### Provided records
------------------------------------
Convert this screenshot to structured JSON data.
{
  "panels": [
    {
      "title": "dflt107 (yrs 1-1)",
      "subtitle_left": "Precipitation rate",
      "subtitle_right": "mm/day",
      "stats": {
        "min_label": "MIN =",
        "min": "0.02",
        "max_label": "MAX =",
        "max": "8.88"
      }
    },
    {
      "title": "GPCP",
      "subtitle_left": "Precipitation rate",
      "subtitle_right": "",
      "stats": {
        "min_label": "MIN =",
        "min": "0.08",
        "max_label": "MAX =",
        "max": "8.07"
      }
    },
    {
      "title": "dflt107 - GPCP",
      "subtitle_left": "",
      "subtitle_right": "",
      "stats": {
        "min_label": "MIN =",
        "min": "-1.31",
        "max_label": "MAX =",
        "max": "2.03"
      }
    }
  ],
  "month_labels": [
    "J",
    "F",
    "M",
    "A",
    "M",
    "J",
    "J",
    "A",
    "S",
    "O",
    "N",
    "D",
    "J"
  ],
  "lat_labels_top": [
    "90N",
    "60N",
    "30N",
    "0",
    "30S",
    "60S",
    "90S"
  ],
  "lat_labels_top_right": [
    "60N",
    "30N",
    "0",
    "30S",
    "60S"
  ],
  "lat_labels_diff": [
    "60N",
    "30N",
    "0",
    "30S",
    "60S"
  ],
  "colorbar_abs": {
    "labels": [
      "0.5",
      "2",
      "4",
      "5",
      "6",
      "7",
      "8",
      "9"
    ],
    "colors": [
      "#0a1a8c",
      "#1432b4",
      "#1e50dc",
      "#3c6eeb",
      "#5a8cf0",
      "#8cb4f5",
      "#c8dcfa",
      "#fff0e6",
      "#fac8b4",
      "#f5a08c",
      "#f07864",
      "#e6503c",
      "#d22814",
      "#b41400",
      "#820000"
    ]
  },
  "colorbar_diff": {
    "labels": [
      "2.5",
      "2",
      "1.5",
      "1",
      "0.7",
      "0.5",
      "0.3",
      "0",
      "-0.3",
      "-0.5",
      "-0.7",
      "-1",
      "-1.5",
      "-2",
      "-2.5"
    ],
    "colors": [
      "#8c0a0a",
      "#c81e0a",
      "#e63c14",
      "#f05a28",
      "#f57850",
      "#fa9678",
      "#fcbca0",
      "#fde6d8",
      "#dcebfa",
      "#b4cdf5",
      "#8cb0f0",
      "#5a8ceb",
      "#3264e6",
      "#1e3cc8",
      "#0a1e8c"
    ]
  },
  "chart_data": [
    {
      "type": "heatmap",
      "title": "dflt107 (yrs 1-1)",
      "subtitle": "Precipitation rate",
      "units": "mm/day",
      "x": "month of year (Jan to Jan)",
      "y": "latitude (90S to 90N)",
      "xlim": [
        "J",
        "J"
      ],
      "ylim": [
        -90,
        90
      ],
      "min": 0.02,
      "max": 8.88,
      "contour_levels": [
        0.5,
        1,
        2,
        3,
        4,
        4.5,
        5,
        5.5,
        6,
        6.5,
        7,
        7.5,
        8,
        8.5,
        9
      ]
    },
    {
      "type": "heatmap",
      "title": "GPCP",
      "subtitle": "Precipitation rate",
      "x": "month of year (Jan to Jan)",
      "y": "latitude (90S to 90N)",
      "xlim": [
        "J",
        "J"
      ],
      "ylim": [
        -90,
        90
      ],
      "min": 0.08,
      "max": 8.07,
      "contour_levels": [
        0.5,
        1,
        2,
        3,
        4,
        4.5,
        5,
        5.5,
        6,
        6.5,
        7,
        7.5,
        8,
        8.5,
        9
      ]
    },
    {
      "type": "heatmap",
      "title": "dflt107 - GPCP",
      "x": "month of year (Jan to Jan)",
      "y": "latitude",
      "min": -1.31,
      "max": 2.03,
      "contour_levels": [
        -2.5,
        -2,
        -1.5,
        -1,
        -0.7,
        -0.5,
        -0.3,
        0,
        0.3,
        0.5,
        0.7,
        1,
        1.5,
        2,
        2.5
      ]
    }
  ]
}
------------------------------------
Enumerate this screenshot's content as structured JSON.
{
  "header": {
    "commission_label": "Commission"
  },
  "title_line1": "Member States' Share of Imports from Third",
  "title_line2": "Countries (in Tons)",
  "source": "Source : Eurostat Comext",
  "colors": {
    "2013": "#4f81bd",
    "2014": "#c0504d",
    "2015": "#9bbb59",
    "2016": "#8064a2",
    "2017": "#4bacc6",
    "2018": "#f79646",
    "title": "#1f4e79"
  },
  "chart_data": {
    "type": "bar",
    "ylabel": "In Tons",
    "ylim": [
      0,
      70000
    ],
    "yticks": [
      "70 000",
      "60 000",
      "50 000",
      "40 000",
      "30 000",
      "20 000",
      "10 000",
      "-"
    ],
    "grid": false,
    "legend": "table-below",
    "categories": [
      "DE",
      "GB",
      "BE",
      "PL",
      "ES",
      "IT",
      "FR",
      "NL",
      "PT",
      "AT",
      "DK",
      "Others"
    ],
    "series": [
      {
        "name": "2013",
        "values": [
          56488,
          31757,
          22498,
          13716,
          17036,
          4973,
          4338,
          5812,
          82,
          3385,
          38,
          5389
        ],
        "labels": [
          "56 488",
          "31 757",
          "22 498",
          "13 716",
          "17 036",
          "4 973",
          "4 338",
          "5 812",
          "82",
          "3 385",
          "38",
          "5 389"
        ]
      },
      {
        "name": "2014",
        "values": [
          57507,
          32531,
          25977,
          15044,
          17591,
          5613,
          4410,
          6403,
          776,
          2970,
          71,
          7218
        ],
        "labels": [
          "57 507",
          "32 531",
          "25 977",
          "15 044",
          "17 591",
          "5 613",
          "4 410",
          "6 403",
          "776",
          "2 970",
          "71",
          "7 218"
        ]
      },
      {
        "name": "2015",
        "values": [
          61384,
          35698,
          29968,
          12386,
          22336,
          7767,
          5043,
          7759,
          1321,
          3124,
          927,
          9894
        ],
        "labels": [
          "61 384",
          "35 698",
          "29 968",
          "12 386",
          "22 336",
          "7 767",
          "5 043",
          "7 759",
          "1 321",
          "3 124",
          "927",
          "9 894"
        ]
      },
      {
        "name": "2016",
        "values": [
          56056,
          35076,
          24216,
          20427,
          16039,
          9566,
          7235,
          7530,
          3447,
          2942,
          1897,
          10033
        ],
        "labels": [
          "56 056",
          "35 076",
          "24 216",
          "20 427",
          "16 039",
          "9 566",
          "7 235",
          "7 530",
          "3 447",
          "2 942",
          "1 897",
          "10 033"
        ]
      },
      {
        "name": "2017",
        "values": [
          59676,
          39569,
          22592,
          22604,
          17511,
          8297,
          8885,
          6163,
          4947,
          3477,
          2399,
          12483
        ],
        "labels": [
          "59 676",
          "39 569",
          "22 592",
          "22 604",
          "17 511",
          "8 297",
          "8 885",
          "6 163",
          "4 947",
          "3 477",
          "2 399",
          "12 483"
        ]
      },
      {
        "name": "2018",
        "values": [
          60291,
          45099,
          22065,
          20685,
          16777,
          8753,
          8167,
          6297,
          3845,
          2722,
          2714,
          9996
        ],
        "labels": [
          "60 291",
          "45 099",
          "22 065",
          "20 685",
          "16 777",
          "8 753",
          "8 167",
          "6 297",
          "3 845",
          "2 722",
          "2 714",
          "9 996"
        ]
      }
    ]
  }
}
------------------------------------
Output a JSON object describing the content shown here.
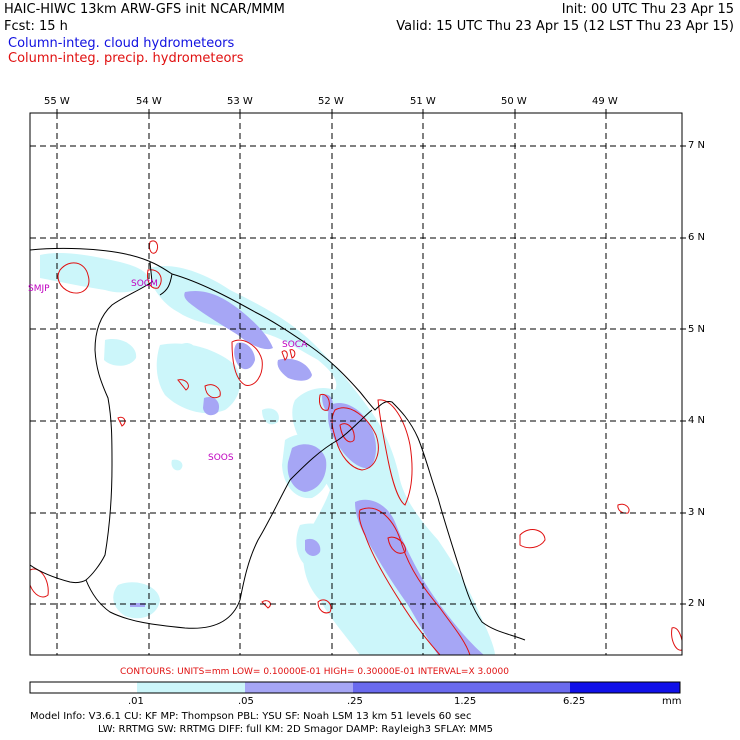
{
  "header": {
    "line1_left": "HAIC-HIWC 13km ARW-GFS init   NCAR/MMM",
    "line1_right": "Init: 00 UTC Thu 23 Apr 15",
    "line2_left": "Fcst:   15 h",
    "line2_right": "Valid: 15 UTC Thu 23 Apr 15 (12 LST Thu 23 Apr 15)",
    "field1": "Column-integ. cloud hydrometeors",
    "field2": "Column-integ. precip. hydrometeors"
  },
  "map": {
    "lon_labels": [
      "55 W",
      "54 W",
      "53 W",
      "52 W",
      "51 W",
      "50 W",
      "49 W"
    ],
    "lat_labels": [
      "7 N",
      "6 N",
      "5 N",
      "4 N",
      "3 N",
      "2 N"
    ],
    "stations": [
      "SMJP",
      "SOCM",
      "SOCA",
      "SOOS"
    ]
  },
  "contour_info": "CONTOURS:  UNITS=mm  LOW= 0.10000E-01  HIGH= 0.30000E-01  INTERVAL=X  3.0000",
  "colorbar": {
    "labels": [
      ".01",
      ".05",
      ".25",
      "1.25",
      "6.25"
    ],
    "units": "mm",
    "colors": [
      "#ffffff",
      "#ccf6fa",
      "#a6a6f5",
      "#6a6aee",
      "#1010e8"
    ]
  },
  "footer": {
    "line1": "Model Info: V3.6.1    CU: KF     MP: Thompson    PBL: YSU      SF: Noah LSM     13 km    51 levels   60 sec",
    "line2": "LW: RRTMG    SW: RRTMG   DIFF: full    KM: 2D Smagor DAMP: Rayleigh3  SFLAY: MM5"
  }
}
------------------------------------
### Written instruction
Copy all lines of the material above where the string "structured" occurs.

### Written solution
Convert this screenshot to structured JSON data.
Enumerate this screenshot's content as structured JSON.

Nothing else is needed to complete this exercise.